### Exercise inputs:

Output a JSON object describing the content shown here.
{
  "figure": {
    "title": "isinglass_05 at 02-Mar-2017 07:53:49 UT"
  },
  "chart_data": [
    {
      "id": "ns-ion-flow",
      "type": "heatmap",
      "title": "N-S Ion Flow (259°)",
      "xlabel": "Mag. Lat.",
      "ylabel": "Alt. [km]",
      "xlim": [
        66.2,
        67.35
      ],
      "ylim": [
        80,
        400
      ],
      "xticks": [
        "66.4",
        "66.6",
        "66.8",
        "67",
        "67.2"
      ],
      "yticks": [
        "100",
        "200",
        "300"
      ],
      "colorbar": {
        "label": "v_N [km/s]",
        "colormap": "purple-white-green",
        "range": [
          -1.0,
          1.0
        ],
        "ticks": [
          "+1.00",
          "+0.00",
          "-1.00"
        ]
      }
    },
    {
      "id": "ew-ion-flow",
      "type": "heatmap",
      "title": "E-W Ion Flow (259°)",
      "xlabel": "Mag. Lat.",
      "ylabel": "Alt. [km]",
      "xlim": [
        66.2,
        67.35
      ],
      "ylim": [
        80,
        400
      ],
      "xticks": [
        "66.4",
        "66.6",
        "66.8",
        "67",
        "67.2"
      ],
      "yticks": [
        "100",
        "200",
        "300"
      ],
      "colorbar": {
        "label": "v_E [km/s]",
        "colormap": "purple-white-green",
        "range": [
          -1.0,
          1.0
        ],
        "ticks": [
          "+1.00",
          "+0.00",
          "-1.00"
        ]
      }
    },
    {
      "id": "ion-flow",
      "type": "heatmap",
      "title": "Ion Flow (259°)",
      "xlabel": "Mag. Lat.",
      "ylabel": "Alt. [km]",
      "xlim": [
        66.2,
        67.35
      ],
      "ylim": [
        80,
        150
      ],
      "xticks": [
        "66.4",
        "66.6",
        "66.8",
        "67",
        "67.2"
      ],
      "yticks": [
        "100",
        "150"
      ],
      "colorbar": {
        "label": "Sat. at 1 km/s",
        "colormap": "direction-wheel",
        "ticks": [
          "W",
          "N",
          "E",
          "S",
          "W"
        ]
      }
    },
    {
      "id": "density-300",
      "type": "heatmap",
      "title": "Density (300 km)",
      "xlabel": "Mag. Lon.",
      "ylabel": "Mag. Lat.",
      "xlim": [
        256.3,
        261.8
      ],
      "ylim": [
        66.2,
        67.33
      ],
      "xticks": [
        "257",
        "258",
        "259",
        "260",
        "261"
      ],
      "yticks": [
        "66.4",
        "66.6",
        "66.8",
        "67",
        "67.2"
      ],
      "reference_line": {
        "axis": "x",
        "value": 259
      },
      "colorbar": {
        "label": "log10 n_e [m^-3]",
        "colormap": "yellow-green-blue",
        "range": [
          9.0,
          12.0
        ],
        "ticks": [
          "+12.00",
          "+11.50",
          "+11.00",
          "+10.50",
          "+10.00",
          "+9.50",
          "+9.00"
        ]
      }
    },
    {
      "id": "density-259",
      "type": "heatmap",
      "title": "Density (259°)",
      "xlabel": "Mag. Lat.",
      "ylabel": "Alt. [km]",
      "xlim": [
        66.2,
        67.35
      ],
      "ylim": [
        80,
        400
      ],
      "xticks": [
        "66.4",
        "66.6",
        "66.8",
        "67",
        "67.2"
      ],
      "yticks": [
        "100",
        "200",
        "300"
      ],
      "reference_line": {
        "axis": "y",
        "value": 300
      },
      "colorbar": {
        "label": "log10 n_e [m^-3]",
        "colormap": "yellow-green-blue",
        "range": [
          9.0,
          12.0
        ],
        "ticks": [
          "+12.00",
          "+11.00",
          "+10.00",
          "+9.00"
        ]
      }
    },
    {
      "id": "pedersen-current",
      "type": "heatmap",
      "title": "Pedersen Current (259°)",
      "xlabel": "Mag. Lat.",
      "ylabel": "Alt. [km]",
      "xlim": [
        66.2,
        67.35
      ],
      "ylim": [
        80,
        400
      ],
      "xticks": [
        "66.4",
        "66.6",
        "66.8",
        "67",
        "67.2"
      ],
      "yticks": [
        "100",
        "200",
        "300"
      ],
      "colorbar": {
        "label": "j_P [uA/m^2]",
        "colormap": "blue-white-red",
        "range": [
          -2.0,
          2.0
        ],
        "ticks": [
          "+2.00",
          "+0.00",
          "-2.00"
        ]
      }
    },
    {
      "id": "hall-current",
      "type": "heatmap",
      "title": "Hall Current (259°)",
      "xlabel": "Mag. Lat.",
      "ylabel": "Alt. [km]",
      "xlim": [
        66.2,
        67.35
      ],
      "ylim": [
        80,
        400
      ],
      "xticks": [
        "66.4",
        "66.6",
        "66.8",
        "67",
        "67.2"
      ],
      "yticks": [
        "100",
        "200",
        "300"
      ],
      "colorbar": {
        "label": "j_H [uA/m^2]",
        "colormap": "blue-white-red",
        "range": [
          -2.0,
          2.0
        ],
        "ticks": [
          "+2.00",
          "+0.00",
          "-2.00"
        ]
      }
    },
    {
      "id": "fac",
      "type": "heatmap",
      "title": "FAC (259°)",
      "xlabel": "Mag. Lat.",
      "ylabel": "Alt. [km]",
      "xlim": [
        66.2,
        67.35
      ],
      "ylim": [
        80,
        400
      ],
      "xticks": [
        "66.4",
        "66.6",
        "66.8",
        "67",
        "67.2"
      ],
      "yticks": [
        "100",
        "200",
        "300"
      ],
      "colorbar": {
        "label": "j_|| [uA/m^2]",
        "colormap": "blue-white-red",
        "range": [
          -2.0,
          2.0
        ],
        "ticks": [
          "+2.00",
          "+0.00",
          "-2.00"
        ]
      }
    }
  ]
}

### Short problem:
Every line above should be printed again exactly as it stands.

### Result:
Output a JSON object describing the content shown here.
{
  "figure": {
    "title": "isinglass_05 at 02-Mar-2017 07:53:49 UT"
  },
  "chart_data": [
    {
      "id": "ns-ion-flow",
      "type": "heatmap",
      "title": "N-S Ion Flow (259°)",
      "xlabel": "Mag. Lat.",
      "ylabel": "Alt. [km]",
      "xlim": [
        66.2,
        67.35
      ],
      "ylim": [
        80,
        400
      ],
      "xticks": [
        "66.4",
        "66.6",
        "66.8",
        "67",
        "67.2"
      ],
      "yticks": [
        "100",
        "200",
        "300"
      ],
      "colorbar": {
        "label": "v_N [km/s]",
        "colormap": "purple-white-green",
        "range": [
          -1.0,
          1.0
        ],
        "ticks": [
          "+1.00",
          "+0.00",
          "-1.00"
        ]
      }
    },
    {
      "id": "ew-ion-flow",
      "type": "heatmap",
      "title": "E-W Ion Flow (259°)",
      "xlabel": "Mag. Lat.",
      "ylabel": "Alt. [km]",
      "xlim": [
        66.2,
        67.35
      ],
      "ylim": [
        80,
        400
      ],
      "xticks": [
        "66.4",
        "66.6",
        "66.8",
        "67",
        "67.2"
      ],
      "yticks": [
        "100",
        "200",
        "300"
      ],
      "colorbar": {
        "label": "v_E [km/s]",
        "colormap": "purple-white-green",
        "range": [
          -1.0,
          1.0
        ],
        "ticks": [
          "+1.00",
          "+0.00",
          "-1.00"
        ]
      }
    },
    {
      "id": "ion-flow",
      "type": "heatmap",
      "title": "Ion Flow (259°)",
      "xlabel": "Mag. Lat.",
      "ylabel": "Alt. [km]",
      "xlim": [
        66.2,
        67.35
      ],
      "ylim": [
        80,
        150
      ],
      "xticks": [
        "66.4",
        "66.6",
        "66.8",
        "67",
        "67.2"
      ],
      "yticks": [
        "100",
        "150"
      ],
      "colorbar": {
        "label": "Sat. at 1 km/s",
        "colormap": "direction-wheel",
        "ticks": [
          "W",
          "N",
          "E",
          "S",
          "W"
        ]
      }
    },
    {
      "id": "density-300",
      "type": "heatmap",
      "title": "Density (300 km)",
      "xlabel": "Mag. Lon.",
      "ylabel": "Mag. Lat.",
      "xlim": [
        256.3,
        261.8
      ],
      "ylim": [
        66.2,
        67.33
      ],
      "xticks": [
        "257",
        "258",
        "259",
        "260",
        "261"
      ],
      "yticks": [
        "66.4",
        "66.6",
        "66.8",
        "67",
        "67.2"
      ],
      "reference_line": {
        "axis": "x",
        "value": 259
      },
      "colorbar": {
        "label": "log10 n_e [m^-3]",
        "colormap": "yellow-green-blue",
        "range": [
          9.0,
          12.0
        ],
        "ticks": [
          "+12.00",
          "+11.50",
          "+11.00",
          "+10.50",
          "+10.00",
          "+9.50",
          "+9.00"
        ]
      }
    },
    {
      "id": "density-259",
      "type": "heatmap",
      "title": "Density (259°)",
      "xlabel": "Mag. Lat.",
      "ylabel": "Alt. [km]",
      "xlim": [
        66.2,
        67.35
      ],
      "ylim": [
        80,
        400
      ],
      "xticks": [
        "66.4",
        "66.6",
        "66.8",
        "67",
        "67.2"
      ],
      "yticks": [
        "100",
        "200",
        "300"
      ],
      "reference_line": {
        "axis": "y",
        "value": 300
      },
      "colorbar": {
        "label": "log10 n_e [m^-3]",
        "colormap": "yellow-green-blue",
        "range": [
          9.0,
          12.0
        ],
        "ticks": [
          "+12.00",
          "+11.00",
          "+10.00",
          "+9.00"
        ]
      }
    },
    {
      "id": "pedersen-current",
      "type": "heatmap",
      "title": "Pedersen Current (259°)",
      "xlabel": "Mag. Lat.",
      "ylabel": "Alt. [km]",
      "xlim": [
        66.2,
        67.35
      ],
      "ylim": [
        80,
        400
      ],
      "xticks": [
        "66.4",
        "66.6",
        "66.8",
        "67",
        "67.2"
      ],
      "yticks": [
        "100",
        "200",
        "300"
      ],
      "colorbar": {
        "label": "j_P [uA/m^2]",
        "colormap": "blue-white-red",
        "range": [
          -2.0,
          2.0
        ],
        "ticks": [
          "+2.00",
          "+0.00",
          "-2.00"
        ]
      }
    },
    {
      "id": "hall-current",
      "type": "heatmap",
      "title": "Hall Current (259°)",
      "xlabel": "Mag. Lat.",
      "ylabel": "Alt. [km]",
      "xlim": [
        66.2,
        67.35
      ],
      "ylim": [
        80,
        400
      ],
      "xticks": [
        "66.4",
        "66.6",
        "66.8",
        "67",
        "67.2"
      ],
      "yticks": [
        "100",
        "200",
        "300"
      ],
      "colorbar": {
        "label": "j_H [uA/m^2]",
        "colormap": "blue-white-red",
        "range": [
          -2.0,
          2.0
        ],
        "ticks": [
          "+2.00",
          "+0.00",
          "-2.00"
        ]
      }
    },
    {
      "id": "fac",
      "type": "heatmap",
      "title": "FAC (259°)",
      "xlabel": "Mag. Lat.",
      "ylabel": "Alt. [km]",
      "xlim": [
        66.2,
        67.35
      ],
      "ylim": [
        80,
        400
      ],
      "xticks": [
        "66.4",
        "66.6",
        "66.8",
        "67",
        "67.2"
      ],
      "yticks": [
        "100",
        "200",
        "300"
      ],
      "colorbar": {
        "label": "j_|| [uA/m^2]",
        "colormap": "blue-white-red",
        "range": [
          -2.0,
          2.0
        ],
        "ticks": [
          "+2.00",
          "+0.00",
          "-2.00"
        ]
      }
    }
  ]
}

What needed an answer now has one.